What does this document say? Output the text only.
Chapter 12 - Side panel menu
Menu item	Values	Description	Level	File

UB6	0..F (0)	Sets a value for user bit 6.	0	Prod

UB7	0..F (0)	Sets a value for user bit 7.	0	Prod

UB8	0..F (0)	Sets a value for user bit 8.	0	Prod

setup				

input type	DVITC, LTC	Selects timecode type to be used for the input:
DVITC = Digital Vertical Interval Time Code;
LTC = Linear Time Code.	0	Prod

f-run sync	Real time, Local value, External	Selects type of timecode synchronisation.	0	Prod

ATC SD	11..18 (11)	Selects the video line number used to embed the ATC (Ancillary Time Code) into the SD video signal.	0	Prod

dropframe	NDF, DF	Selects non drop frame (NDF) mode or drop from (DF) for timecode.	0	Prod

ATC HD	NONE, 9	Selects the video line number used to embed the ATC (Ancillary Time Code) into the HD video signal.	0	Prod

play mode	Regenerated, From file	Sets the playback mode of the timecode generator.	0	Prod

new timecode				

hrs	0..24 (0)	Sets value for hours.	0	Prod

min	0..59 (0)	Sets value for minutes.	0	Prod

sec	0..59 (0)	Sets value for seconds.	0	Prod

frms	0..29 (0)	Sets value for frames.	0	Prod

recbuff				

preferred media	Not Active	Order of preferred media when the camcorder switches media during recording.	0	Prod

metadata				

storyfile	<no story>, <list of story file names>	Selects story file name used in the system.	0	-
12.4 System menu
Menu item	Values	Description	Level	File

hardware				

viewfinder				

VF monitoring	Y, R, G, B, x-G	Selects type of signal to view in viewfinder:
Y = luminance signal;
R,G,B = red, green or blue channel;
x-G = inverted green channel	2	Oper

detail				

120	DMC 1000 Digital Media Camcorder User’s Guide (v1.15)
- - - -
Written instruction: Find each line that has the word "embed", then copy it out.

Reply:
ATC SD	11..18 (11)	Selects the video line number used to embed the ATC (Ancillary Time Code) into the SD video signal.	0	Prod
ATC HD	NONE, 9	Selects the video line number used to embed the ATC (Ancillary Time Code) into the HD video signal.	0	Prod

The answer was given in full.